'''
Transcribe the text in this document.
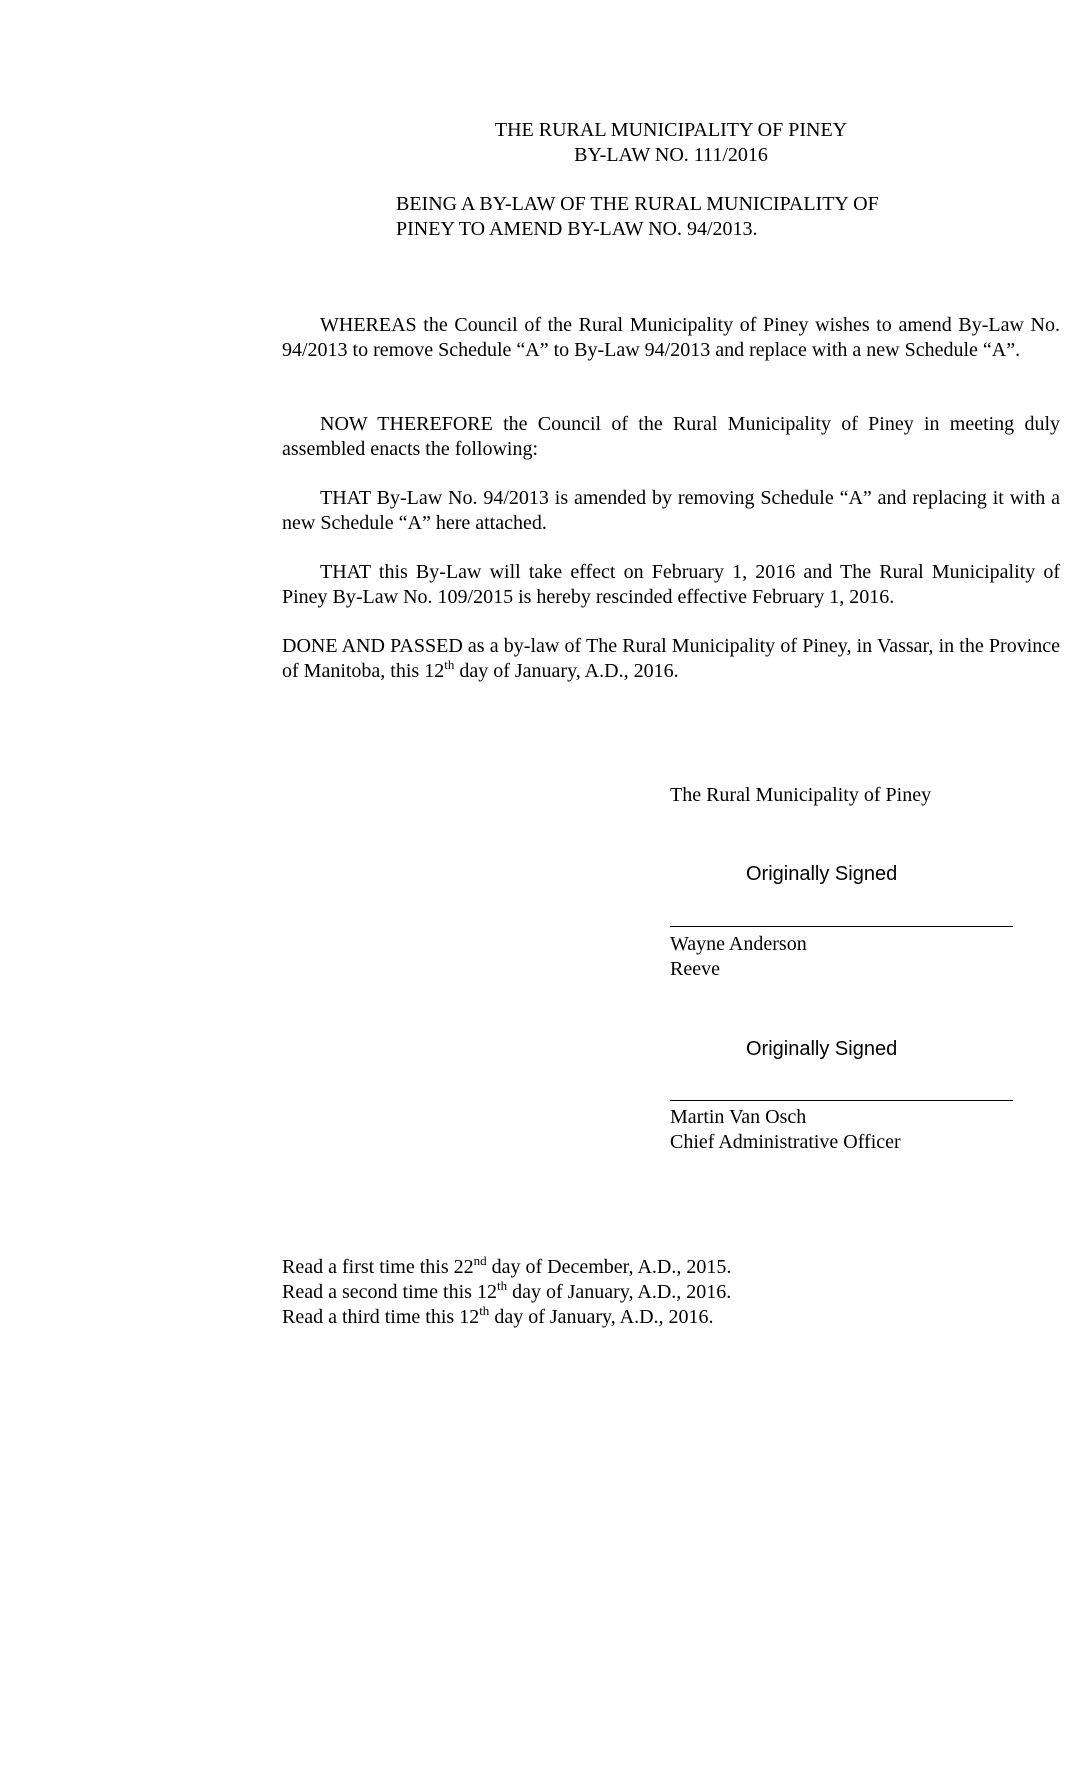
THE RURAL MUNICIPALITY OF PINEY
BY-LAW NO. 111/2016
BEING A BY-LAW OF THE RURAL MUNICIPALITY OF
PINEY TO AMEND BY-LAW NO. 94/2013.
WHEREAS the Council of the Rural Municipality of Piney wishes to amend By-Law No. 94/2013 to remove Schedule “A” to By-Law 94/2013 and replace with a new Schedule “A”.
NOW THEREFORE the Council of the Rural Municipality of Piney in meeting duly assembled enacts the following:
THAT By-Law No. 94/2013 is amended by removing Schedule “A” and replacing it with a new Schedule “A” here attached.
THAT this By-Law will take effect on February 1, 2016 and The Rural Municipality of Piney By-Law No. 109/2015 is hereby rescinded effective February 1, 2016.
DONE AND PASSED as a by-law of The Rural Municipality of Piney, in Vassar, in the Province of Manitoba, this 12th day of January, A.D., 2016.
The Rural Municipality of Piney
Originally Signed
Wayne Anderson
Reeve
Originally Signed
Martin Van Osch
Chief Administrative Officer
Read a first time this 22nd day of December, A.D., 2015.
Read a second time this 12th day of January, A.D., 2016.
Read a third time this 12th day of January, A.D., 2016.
'''
EXERCISE INSTRUCTIONS
Return the full material word for word. Do not include the pictures.

RESULT OF THIS TASK
Transcribe the text in this document.
THE RURAL MUNICIPALITY OF PINEY
BY-LAW NO. 111/2016
BEING A BY-LAW OF THE RURAL MUNICIPALITY OF
PINEY TO AMEND BY-LAW NO. 94/2013.
WHEREAS the Council of the Rural Municipality of Piney wishes to amend By-Law No. 94/2013 to remove Schedule “A” to By-Law 94/2013 and replace with a new Schedule “A”.
NOW THEREFORE the Council of the Rural Municipality of Piney in meeting duly assembled enacts the following:
THAT By-Law No. 94/2013 is amended by removing Schedule “A” and replacing it with a new Schedule “A” here attached.
THAT this By-Law will take effect on February 1, 2016 and The Rural Municipality of Piney By-Law No. 109/2015 is hereby rescinded effective February 1, 2016.
DONE AND PASSED as a by-law of The Rural Municipality of Piney, in Vassar, in the Province of Manitoba, this 12th day of January, A.D., 2016.
The Rural Municipality of Piney
Originally Signed
Wayne Anderson
Reeve
Originally Signed
Martin Van Osch
Chief Administrative Officer
Read a first time this 22nd day of December, A.D., 2015.
Read a second time this 12th day of January, A.D., 2016.
Read a third time this 12th day of January, A.D., 2016.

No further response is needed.